> _Your goal_
How many lines in the listing below include the word "переговорах"? Reply with the count alone.

> _Given data_
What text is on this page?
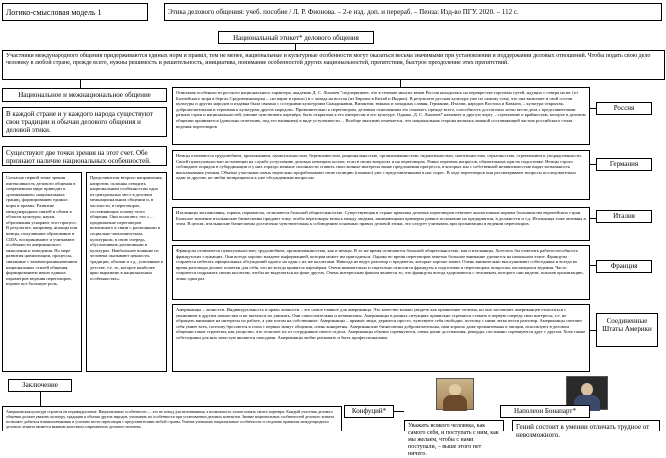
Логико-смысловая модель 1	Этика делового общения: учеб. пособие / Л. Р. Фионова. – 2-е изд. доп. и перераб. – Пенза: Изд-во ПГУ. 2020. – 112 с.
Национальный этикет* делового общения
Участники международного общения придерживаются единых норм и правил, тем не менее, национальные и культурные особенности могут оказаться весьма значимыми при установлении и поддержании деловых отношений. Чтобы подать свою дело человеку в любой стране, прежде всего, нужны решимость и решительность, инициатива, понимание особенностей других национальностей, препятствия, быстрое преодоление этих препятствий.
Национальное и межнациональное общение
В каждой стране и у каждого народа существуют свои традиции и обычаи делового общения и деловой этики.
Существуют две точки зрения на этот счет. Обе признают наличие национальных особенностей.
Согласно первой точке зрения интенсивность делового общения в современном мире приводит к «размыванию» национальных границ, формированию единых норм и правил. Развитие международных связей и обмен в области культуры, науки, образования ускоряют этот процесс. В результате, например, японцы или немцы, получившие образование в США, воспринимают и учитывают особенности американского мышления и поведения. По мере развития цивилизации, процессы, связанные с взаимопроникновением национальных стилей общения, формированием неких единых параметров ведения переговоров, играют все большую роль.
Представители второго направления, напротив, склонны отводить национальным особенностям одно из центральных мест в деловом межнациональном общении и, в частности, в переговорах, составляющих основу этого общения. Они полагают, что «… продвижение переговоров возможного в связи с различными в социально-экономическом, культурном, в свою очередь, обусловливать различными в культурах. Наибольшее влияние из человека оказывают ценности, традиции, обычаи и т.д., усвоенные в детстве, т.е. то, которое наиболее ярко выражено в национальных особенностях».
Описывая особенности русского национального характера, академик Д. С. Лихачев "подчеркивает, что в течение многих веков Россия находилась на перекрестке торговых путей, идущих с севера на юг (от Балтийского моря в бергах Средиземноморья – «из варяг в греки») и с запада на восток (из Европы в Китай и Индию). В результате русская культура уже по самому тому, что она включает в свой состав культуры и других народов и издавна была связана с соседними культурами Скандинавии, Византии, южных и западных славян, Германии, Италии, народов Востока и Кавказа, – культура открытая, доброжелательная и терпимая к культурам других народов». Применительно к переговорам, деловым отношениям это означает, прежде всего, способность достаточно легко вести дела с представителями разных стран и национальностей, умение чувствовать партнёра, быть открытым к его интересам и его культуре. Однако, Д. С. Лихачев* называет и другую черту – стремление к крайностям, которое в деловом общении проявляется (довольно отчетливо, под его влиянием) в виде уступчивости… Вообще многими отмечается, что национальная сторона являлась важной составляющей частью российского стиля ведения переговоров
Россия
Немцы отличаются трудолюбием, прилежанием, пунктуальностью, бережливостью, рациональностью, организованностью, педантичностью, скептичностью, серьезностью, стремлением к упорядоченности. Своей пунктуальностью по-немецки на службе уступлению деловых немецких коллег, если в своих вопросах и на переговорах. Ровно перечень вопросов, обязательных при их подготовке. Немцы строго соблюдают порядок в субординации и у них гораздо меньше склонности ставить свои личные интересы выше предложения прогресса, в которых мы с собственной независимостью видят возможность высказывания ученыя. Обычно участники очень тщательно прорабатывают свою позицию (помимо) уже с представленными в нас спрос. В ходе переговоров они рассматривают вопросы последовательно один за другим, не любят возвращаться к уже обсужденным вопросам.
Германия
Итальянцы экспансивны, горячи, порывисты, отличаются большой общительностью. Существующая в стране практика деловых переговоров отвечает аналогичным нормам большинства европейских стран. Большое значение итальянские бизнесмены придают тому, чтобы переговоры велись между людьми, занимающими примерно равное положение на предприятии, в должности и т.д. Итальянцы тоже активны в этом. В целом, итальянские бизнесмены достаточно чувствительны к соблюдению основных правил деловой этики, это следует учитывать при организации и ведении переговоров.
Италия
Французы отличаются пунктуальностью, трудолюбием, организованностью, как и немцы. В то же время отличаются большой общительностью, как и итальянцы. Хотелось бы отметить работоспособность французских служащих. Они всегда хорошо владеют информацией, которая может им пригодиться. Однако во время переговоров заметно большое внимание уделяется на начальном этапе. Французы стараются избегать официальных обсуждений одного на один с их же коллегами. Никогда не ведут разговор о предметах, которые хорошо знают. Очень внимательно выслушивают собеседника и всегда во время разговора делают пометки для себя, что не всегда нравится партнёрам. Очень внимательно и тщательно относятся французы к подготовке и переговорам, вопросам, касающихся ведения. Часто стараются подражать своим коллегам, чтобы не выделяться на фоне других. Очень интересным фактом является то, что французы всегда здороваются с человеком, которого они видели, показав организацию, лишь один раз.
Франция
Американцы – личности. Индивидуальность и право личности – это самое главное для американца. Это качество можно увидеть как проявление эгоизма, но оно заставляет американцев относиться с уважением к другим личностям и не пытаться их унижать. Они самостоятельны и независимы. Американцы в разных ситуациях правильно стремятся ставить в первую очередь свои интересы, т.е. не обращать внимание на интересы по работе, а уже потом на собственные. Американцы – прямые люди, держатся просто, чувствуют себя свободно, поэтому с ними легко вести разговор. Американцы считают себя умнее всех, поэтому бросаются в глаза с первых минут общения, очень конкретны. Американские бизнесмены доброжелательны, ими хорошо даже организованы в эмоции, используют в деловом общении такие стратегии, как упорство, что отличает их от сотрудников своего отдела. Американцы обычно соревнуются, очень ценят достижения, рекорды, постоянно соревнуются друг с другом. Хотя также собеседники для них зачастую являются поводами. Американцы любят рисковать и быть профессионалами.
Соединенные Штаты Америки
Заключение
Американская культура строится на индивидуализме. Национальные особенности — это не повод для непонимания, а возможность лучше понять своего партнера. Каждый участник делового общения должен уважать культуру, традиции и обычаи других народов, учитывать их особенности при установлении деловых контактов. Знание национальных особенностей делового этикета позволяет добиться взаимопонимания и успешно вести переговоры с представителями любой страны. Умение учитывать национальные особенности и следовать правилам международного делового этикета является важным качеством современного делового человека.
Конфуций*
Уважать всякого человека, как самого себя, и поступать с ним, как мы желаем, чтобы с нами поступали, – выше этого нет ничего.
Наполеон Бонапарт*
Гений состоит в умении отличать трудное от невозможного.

--

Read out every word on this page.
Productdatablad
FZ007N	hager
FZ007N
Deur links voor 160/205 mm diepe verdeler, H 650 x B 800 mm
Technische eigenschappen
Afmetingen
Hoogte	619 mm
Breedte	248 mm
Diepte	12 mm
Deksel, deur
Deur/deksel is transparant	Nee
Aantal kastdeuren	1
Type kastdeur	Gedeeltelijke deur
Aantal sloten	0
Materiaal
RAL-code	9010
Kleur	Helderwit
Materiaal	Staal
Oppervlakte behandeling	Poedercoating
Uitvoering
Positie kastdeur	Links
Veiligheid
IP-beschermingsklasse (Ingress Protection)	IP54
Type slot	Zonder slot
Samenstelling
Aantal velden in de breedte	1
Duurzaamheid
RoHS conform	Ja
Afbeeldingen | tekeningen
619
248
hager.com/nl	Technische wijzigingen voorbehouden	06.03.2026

--

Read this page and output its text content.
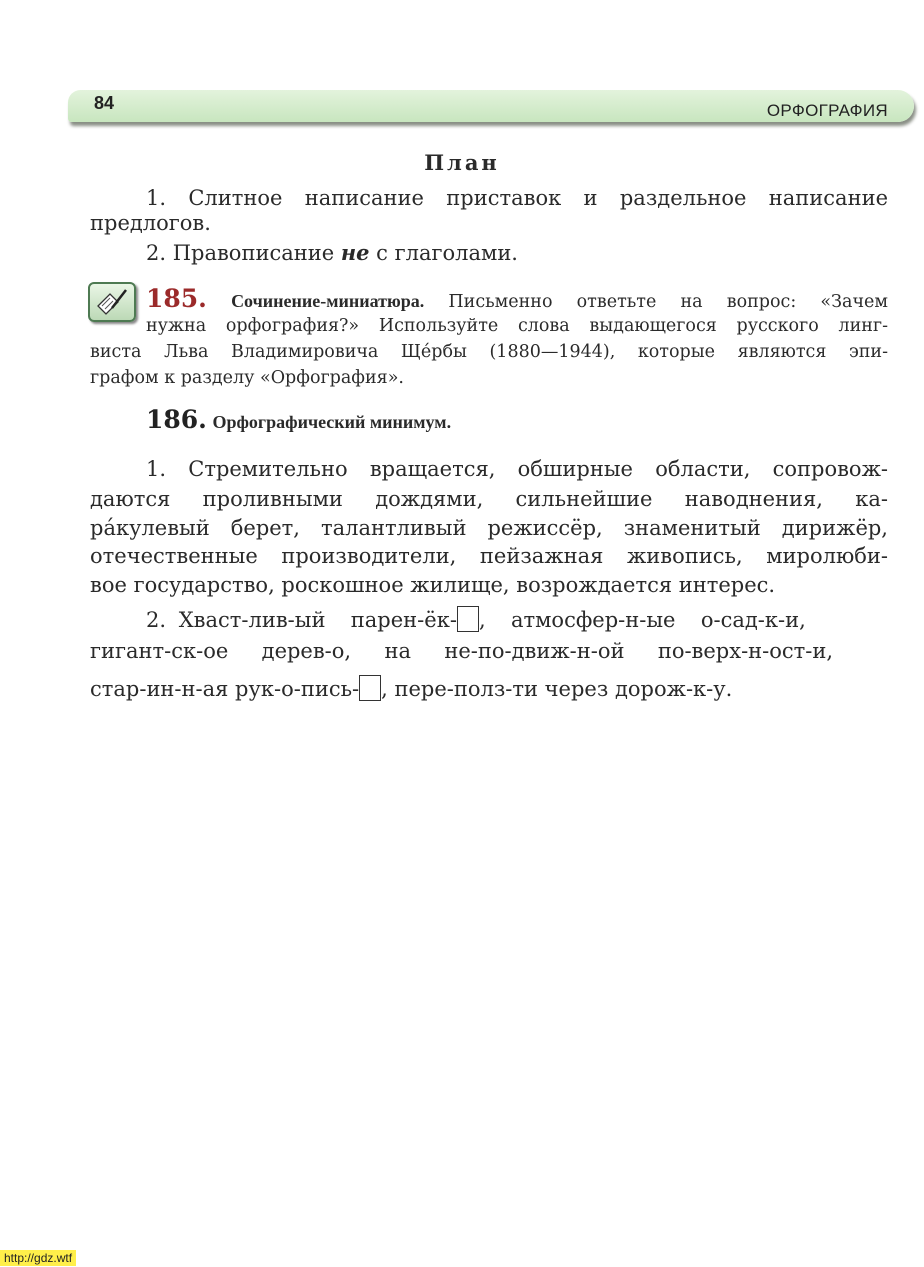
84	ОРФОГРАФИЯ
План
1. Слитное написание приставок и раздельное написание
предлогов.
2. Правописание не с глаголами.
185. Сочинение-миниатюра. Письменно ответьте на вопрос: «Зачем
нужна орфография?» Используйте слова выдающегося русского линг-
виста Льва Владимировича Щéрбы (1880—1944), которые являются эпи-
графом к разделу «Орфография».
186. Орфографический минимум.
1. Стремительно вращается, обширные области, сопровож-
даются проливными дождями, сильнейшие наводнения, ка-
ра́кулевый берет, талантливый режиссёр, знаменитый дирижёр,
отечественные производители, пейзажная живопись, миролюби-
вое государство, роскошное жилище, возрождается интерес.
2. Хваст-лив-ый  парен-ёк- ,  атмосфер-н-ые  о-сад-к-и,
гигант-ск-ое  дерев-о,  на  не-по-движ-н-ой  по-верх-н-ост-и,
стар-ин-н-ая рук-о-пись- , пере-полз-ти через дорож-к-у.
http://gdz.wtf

> _The answer_
2